— DATA SHOWN —
[start]
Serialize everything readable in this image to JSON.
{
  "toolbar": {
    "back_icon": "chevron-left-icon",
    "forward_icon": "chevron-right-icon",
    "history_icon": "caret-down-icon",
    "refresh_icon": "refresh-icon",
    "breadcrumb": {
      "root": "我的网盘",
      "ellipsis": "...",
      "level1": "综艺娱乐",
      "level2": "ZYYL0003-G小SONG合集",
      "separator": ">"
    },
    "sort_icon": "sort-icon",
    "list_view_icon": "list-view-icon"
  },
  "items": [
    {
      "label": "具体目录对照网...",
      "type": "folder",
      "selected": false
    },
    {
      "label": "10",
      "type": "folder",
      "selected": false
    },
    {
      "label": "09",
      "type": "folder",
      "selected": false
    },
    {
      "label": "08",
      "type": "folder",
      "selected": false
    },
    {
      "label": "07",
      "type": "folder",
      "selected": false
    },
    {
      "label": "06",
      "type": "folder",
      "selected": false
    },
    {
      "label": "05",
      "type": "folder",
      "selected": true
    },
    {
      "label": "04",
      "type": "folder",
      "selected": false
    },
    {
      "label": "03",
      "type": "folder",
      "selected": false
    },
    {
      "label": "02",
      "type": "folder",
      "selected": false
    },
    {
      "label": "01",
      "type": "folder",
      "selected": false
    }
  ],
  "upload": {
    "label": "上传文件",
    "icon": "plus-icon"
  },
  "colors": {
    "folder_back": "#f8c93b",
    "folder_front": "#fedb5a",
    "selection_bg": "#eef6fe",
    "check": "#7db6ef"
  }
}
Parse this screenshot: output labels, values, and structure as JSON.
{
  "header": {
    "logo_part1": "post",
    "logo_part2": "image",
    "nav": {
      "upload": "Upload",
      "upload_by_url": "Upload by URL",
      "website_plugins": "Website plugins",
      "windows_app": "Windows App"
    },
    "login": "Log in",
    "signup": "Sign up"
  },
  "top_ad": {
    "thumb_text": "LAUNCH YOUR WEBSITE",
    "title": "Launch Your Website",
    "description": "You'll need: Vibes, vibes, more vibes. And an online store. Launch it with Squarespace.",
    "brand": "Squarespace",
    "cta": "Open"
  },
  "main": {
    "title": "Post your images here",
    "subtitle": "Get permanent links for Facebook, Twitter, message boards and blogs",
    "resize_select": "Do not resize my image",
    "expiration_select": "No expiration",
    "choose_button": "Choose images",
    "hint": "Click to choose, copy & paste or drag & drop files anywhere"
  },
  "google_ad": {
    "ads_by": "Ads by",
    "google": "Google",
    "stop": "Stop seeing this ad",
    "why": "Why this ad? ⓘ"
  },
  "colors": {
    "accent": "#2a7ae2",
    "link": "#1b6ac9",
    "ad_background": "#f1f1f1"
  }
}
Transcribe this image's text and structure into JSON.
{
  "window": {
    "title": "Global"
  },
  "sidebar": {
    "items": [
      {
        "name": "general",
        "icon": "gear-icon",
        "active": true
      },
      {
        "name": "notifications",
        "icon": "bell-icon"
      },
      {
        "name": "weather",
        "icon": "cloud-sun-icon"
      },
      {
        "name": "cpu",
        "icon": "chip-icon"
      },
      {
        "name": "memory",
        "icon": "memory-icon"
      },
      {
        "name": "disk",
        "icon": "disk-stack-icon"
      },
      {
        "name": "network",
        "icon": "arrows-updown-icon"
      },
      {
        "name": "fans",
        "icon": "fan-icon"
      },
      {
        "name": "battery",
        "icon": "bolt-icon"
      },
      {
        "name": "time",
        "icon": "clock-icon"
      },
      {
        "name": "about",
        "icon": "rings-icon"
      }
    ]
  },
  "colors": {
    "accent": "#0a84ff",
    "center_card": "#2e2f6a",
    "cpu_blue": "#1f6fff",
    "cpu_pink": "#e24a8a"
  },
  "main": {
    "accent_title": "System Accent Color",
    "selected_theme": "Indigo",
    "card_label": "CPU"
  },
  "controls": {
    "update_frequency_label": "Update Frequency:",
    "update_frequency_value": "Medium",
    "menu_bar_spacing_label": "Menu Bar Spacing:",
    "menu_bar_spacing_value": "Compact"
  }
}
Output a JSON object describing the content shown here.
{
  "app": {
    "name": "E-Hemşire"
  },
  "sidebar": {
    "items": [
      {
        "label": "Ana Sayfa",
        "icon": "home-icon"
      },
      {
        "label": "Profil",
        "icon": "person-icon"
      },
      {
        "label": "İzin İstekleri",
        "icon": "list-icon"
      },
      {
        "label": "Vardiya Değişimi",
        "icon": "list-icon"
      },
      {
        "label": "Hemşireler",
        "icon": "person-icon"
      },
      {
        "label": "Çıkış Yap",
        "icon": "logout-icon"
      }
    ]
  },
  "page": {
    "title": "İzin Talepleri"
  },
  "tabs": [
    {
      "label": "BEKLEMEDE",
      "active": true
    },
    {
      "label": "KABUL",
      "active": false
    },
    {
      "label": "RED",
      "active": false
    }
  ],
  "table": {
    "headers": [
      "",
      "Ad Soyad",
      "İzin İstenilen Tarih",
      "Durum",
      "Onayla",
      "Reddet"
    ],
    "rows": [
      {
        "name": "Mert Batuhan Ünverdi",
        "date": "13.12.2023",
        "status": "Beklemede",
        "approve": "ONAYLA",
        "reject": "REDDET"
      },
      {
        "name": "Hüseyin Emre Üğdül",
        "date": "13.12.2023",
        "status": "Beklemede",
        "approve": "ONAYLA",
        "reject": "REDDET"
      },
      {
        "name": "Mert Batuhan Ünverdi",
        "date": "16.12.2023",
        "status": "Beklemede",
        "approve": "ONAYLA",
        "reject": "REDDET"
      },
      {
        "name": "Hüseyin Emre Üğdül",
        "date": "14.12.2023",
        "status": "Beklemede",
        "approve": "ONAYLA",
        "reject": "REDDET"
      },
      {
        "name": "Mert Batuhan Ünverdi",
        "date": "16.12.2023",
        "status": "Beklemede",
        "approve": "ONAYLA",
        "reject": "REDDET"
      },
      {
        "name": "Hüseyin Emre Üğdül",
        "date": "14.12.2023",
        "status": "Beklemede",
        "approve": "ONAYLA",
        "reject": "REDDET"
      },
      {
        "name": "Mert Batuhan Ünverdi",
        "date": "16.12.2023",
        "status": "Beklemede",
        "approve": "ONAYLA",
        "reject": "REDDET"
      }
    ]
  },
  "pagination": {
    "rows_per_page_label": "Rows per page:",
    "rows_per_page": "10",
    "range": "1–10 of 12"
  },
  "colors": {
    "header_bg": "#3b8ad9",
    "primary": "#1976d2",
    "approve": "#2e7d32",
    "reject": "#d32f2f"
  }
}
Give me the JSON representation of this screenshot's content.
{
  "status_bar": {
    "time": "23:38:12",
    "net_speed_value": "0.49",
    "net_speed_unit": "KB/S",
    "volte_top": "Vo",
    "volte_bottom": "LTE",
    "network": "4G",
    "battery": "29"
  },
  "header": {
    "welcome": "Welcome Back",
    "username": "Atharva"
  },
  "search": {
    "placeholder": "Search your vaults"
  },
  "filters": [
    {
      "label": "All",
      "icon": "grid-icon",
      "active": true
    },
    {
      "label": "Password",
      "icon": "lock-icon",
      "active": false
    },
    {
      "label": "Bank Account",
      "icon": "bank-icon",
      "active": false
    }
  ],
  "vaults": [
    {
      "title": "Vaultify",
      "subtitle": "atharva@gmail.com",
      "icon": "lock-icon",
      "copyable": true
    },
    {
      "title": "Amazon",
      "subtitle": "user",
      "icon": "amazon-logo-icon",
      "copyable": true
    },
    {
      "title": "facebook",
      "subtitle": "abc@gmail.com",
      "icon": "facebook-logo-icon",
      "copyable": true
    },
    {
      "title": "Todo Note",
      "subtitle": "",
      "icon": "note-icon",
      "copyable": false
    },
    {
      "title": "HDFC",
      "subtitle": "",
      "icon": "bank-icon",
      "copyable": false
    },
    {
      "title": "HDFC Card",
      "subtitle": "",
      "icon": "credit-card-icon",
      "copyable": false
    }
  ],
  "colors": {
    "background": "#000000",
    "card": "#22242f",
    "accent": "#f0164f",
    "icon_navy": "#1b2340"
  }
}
[end]
— WHAT IS EXPECTED —
Show all lines in the entries above where the word "chevron" appears.

— REPLY TO THE EXERCISE —
    "back_icon": "chevron-left-icon",
    "forward_icon": "chevron-right-icon",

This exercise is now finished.